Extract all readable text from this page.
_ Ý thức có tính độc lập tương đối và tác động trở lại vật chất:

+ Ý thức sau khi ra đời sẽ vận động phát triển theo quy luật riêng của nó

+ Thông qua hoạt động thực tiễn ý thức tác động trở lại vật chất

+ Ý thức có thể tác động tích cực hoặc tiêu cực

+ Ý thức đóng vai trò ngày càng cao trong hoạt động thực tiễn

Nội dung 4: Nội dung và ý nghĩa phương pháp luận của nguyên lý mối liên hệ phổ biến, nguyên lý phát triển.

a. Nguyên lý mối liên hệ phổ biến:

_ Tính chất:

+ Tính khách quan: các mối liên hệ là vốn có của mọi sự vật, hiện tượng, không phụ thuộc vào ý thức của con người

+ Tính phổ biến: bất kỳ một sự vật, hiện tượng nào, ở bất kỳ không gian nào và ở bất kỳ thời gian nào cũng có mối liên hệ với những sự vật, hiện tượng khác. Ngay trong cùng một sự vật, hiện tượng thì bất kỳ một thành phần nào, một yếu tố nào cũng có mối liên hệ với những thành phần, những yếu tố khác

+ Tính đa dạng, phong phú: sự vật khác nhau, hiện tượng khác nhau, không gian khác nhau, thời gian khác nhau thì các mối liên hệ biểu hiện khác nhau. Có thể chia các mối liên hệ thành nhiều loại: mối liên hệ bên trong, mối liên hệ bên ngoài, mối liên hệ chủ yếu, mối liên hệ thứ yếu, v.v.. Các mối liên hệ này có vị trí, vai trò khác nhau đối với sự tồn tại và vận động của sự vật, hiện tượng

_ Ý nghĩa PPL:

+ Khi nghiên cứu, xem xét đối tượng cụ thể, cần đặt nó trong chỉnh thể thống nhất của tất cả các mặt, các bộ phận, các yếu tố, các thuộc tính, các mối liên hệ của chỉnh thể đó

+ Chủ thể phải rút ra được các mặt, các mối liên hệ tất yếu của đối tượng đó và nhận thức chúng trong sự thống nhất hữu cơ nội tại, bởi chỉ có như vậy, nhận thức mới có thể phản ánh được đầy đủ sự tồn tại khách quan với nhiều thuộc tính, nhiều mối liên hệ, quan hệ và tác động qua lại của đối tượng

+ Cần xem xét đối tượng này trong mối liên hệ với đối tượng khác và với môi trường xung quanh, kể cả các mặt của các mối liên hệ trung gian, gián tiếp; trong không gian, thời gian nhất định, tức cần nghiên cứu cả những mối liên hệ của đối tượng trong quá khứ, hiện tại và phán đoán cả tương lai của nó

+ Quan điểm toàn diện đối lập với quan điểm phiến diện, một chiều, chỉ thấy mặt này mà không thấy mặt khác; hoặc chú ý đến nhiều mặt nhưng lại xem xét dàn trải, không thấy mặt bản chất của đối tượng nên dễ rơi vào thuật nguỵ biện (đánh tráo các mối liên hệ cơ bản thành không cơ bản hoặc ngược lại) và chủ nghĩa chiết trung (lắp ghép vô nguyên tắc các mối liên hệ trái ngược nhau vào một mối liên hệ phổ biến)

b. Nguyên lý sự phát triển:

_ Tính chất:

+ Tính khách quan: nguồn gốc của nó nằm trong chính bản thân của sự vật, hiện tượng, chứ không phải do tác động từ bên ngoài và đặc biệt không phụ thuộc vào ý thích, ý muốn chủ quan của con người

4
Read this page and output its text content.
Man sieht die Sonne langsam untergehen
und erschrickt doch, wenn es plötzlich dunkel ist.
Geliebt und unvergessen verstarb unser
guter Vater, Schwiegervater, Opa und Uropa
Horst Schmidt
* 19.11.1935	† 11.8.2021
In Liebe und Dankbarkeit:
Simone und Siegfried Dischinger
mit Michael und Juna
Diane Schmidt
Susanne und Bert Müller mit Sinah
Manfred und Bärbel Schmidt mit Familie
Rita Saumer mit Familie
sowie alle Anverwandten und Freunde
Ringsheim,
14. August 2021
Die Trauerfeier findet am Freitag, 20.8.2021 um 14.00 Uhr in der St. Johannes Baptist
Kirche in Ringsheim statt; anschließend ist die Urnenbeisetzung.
________________________
**PROBLEM DESCRIPTION**
Return the entries above exactly, each one complete.

**SOLVED PROBLEM**
Extract all readable text from this page.
_ Ý thức có tính độc lập tương đối và tác động trở lại vật chất:

+ Ý thức sau khi ra đời sẽ vận động phát triển theo quy luật riêng của nó

+ Thông qua hoạt động thực tiễn ý thức tác động trở lại vật chất

+ Ý thức có thể tác động tích cực hoặc tiêu cực

+ Ý thức đóng vai trò ngày càng cao trong hoạt động thực tiễn

Nội dung 4: Nội dung và ý nghĩa phương pháp luận của nguyên lý mối liên hệ phổ biến, nguyên lý phát triển.

a. Nguyên lý mối liên hệ phổ biến:

_ Tính chất:

+ Tính khách quan: các mối liên hệ là vốn có của mọi sự vật, hiện tượng, không phụ thuộc vào ý thức của con người

+ Tính phổ biến: bất kỳ một sự vật, hiện tượng nào, ở bất kỳ không gian nào và ở bất kỳ thời gian nào cũng có mối liên hệ với những sự vật, hiện tượng khác. Ngay trong cùng một sự vật, hiện tượng thì bất kỳ một thành phần nào, một yếu tố nào cũng có mối liên hệ với những thành phần, những yếu tố khác

+ Tính đa dạng, phong phú: sự vật khác nhau, hiện tượng khác nhau, không gian khác nhau, thời gian khác nhau thì các mối liên hệ biểu hiện khác nhau. Có thể chia các mối liên hệ thành nhiều loại: mối liên hệ bên trong, mối liên hệ bên ngoài, mối liên hệ chủ yếu, mối liên hệ thứ yếu, v.v.. Các mối liên hệ này có vị trí, vai trò khác nhau đối với sự tồn tại và vận động của sự vật, hiện tượng

_ Ý nghĩa PPL:

+ Khi nghiên cứu, xem xét đối tượng cụ thể, cần đặt nó trong chỉnh thể thống nhất của tất cả các mặt, các bộ phận, các yếu tố, các thuộc tính, các mối liên hệ của chỉnh thể đó

+ Chủ thể phải rút ra được các mặt, các mối liên hệ tất yếu của đối tượng đó và nhận thức chúng trong sự thống nhất hữu cơ nội tại, bởi chỉ có như vậy, nhận thức mới có thể phản ánh được đầy đủ sự tồn tại khách quan với nhiều thuộc tính, nhiều mối liên hệ, quan hệ và tác động qua lại của đối tượng

+ Cần xem xét đối tượng này trong mối liên hệ với đối tượng khác và với môi trường xung quanh, kể cả các mặt của các mối liên hệ trung gian, gián tiếp; trong không gian, thời gian nhất định, tức cần nghiên cứu cả những mối liên hệ của đối tượng trong quá khứ, hiện tại và phán đoán cả tương lai của nó

+ Quan điểm toàn diện đối lập với quan điểm phiến diện, một chiều, chỉ thấy mặt này mà không thấy mặt khác; hoặc chú ý đến nhiều mặt nhưng lại xem xét dàn trải, không thấy mặt bản chất của đối tượng nên dễ rơi vào thuật nguỵ biện (đánh tráo các mối liên hệ cơ bản thành không cơ bản hoặc ngược lại) và chủ nghĩa chiết trung (lắp ghép vô nguyên tắc các mối liên hệ trái ngược nhau vào một mối liên hệ phổ biến)

b. Nguyên lý sự phát triển:

_ Tính chất:

+ Tính khách quan: nguồn gốc của nó nằm trong chính bản thân của sự vật, hiện tượng, chứ không phải do tác động từ bên ngoài và đặc biệt không phụ thuộc vào ý thích, ý muốn chủ quan của con người

4
Read this page and output its text content.
Man sieht die Sonne langsam untergehen
und erschrickt doch, wenn es plötzlich dunkel ist.
Geliebt und unvergessen verstarb unser
guter Vater, Schwiegervater, Opa und Uropa
Horst Schmidt
* 19.11.1935	† 11.8.2021
In Liebe und Dankbarkeit:
Simone und Siegfried Dischinger
mit Michael und Juna
Diane Schmidt
Susanne und Bert Müller mit Sinah
Manfred und Bärbel Schmidt mit Familie
Rita Saumer mit Familie
sowie alle Anverwandten und Freunde
Ringsheim,
14. August 2021
Die Trauerfeier findet am Freitag, 20.8.2021 um 14.00 Uhr in der St. Johannes Baptist
Kirche in Ringsheim statt; anschließend ist die Urnenbeisetzung.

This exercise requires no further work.